TASK DIRECTIONS:
In the entries that follow, how many lines contain "JSON"? Answer with the number only.

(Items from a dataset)
* * * *
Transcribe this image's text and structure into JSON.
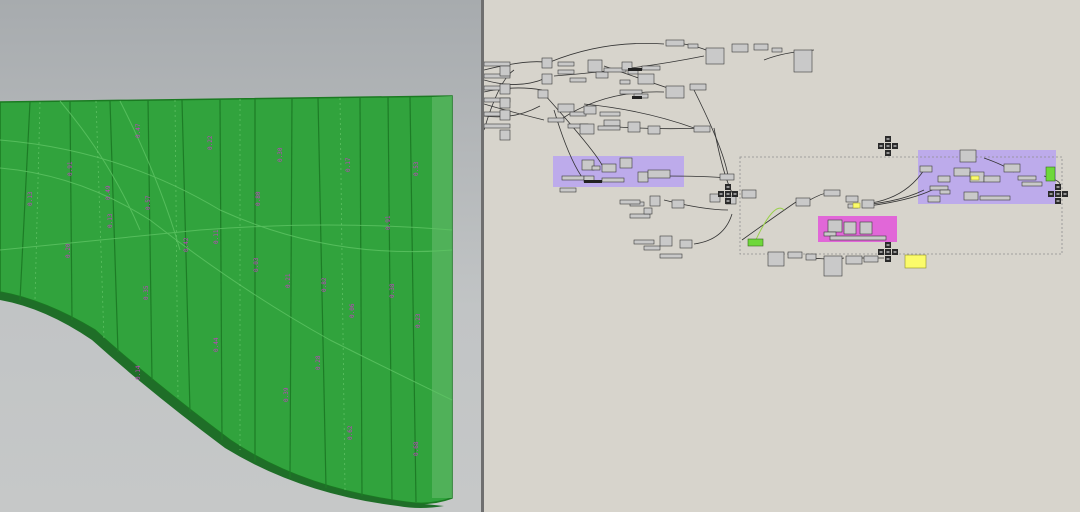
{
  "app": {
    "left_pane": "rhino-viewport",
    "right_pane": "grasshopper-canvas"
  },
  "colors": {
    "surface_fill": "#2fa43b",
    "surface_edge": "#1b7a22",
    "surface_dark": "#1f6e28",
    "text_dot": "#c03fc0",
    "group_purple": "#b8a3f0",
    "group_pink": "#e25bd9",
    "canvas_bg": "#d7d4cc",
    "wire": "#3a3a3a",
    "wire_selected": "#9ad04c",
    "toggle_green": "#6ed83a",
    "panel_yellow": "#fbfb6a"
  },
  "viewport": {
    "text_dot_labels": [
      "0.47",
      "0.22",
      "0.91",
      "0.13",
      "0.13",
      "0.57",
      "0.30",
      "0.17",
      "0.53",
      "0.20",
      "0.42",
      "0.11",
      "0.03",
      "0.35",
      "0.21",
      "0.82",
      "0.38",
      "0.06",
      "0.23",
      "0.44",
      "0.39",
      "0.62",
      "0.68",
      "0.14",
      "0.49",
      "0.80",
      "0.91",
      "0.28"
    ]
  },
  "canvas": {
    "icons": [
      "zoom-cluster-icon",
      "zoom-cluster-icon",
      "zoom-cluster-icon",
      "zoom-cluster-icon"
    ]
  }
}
* * * *
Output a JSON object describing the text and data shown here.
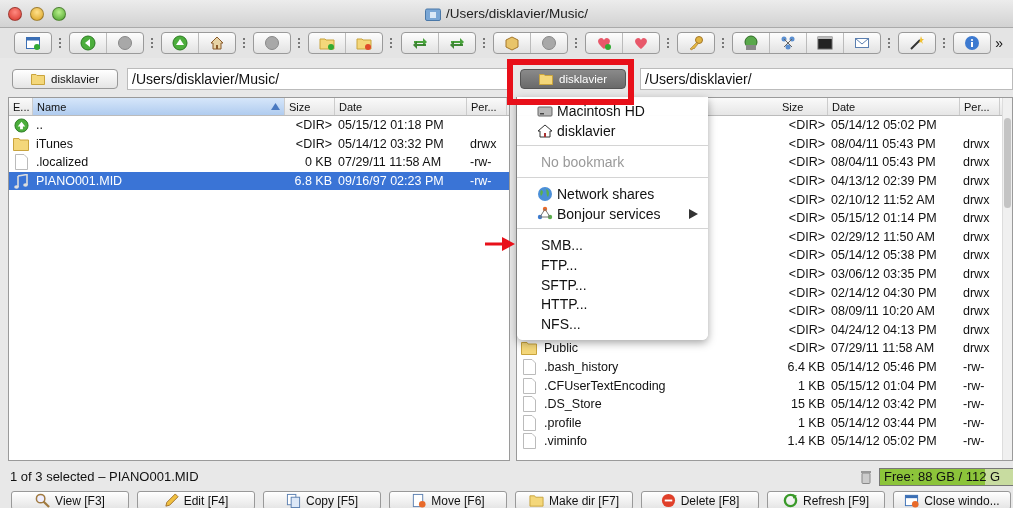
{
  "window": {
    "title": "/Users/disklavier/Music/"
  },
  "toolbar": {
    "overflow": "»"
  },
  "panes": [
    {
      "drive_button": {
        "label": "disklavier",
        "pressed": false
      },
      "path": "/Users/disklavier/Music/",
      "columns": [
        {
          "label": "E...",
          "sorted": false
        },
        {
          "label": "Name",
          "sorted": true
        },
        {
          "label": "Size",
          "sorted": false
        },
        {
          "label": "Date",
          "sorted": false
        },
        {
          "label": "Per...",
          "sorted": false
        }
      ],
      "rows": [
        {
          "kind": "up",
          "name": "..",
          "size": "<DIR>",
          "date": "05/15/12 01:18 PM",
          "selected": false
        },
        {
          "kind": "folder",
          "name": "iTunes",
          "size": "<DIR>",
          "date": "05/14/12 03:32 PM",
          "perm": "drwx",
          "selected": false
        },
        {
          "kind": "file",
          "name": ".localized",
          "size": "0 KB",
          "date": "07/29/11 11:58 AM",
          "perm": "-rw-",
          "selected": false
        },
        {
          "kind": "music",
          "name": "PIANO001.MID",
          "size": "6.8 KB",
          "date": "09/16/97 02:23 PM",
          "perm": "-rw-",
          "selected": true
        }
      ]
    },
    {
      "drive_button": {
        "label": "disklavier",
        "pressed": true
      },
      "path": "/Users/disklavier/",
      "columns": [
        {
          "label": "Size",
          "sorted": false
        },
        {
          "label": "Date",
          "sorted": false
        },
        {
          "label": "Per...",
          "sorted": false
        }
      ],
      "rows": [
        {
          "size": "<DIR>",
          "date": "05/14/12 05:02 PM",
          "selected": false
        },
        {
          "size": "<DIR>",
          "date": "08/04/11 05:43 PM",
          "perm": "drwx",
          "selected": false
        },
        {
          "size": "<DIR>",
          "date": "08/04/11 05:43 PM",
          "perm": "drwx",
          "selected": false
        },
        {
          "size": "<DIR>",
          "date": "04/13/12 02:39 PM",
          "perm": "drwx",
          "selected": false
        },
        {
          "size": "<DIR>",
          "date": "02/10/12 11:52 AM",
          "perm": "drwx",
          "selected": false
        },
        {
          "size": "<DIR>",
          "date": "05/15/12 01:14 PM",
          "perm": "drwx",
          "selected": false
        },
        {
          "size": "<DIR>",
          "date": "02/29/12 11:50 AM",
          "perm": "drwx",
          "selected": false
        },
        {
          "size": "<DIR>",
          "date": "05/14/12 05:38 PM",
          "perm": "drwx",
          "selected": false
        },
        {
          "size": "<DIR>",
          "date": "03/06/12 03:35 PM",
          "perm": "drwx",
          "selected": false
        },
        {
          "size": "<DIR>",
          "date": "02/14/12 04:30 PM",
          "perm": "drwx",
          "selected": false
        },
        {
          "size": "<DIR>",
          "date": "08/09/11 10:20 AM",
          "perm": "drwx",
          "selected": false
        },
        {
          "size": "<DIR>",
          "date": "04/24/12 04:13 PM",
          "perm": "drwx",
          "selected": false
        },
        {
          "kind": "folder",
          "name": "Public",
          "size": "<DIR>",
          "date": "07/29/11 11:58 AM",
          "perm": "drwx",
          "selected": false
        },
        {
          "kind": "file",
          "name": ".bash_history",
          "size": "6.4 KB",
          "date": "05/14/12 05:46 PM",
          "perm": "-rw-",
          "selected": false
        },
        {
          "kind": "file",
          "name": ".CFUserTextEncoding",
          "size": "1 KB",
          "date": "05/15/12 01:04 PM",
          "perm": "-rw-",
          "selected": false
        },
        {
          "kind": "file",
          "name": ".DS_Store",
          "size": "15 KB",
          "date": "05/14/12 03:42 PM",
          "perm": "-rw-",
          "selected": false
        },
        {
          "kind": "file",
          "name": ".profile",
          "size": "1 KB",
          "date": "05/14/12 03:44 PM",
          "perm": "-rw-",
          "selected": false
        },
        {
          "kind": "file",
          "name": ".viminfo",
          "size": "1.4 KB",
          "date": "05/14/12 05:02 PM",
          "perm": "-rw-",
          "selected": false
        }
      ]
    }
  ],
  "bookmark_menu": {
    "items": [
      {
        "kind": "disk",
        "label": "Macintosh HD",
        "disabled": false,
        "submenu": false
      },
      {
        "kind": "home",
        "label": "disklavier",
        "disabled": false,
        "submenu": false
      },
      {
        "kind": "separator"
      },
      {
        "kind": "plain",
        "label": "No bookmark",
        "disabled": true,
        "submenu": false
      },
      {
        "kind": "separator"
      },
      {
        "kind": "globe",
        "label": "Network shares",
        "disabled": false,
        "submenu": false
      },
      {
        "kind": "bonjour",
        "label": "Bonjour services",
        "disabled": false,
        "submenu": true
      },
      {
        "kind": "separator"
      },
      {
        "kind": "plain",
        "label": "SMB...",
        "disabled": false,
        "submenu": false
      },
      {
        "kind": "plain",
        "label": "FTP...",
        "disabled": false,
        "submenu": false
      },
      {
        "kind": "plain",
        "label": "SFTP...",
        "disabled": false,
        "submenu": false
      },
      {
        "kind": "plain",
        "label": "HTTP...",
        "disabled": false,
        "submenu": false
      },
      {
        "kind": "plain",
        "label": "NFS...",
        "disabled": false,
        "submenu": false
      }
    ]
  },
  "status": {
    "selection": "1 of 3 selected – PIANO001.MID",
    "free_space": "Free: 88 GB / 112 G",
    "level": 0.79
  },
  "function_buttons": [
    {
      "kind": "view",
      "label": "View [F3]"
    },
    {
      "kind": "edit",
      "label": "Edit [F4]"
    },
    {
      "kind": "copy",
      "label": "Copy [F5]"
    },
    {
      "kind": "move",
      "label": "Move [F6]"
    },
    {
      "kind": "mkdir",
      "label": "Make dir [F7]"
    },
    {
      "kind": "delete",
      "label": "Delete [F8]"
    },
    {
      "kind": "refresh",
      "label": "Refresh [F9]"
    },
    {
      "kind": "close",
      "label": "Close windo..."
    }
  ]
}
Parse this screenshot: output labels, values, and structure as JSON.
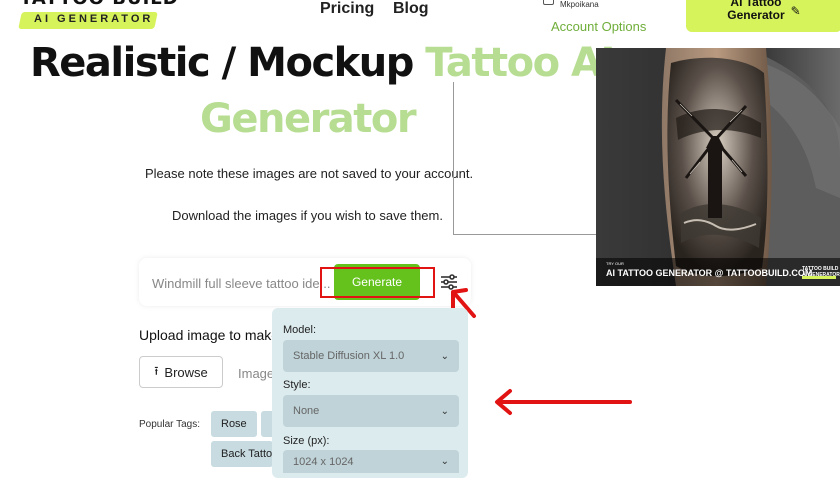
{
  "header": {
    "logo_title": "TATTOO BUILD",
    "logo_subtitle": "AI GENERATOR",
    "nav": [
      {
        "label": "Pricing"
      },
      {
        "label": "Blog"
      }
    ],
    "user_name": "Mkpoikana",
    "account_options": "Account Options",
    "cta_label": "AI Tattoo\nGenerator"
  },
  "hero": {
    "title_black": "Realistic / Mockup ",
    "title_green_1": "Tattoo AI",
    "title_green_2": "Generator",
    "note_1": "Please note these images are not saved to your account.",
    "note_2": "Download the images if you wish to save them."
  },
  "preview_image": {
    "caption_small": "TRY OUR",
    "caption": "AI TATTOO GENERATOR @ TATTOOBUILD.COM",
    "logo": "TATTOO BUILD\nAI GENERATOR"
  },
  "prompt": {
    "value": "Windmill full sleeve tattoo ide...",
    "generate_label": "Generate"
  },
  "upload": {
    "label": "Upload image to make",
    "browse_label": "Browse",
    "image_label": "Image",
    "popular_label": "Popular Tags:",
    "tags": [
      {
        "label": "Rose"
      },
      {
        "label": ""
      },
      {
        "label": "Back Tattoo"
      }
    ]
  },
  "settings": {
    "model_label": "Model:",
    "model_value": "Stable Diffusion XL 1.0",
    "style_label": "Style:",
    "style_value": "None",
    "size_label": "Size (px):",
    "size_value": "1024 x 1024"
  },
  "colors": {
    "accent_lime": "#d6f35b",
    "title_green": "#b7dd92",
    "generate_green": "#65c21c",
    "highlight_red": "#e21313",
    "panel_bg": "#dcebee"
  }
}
* * * *
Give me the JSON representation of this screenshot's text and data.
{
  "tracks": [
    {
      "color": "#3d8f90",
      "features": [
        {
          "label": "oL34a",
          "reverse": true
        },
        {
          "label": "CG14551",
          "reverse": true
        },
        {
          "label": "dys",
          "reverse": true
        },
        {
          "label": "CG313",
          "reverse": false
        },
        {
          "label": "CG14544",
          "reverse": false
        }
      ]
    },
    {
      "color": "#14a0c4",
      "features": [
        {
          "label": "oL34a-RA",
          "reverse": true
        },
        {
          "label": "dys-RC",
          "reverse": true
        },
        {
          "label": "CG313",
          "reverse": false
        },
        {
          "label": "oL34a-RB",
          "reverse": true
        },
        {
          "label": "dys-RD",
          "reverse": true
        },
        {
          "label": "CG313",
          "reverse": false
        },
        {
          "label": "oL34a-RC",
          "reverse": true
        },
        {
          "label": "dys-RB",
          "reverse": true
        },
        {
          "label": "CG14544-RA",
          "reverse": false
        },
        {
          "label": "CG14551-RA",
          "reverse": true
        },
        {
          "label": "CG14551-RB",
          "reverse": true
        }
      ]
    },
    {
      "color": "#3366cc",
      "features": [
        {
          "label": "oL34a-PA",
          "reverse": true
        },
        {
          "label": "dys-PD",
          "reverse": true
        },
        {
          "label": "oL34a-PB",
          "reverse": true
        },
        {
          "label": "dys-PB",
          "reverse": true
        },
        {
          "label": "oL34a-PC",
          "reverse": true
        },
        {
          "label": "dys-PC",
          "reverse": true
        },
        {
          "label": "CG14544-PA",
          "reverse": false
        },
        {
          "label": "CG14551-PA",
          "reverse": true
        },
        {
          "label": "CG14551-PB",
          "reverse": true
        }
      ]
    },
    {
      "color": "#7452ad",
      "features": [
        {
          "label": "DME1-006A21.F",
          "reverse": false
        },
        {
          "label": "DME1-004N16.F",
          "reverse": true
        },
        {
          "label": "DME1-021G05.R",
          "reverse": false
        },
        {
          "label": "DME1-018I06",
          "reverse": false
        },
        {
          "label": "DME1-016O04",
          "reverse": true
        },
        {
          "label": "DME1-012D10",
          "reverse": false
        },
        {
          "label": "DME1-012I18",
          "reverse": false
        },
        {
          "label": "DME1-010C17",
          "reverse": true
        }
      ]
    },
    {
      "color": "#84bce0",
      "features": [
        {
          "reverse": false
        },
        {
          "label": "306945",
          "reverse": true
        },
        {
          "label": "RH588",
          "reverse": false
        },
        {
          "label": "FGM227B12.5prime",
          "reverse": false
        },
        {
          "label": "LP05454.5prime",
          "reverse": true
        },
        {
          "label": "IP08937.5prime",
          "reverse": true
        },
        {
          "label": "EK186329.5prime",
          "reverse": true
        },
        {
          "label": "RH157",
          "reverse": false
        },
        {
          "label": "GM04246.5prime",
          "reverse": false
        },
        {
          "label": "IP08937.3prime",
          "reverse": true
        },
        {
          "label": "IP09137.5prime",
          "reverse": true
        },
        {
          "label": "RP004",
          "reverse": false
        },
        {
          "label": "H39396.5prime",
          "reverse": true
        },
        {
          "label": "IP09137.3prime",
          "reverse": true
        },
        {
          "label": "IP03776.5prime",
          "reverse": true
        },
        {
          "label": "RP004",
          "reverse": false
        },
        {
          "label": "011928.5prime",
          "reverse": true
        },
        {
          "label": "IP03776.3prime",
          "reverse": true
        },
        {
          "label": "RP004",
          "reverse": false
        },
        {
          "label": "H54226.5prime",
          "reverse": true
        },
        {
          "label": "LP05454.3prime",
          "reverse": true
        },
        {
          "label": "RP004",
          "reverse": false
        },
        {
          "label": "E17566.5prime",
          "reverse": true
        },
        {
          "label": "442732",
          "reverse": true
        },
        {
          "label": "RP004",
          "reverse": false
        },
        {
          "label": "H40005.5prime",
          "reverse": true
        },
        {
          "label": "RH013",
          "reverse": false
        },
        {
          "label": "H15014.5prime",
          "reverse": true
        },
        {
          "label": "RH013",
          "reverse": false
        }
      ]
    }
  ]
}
* * * *
SOLUTION TO THE PROBLEM:
4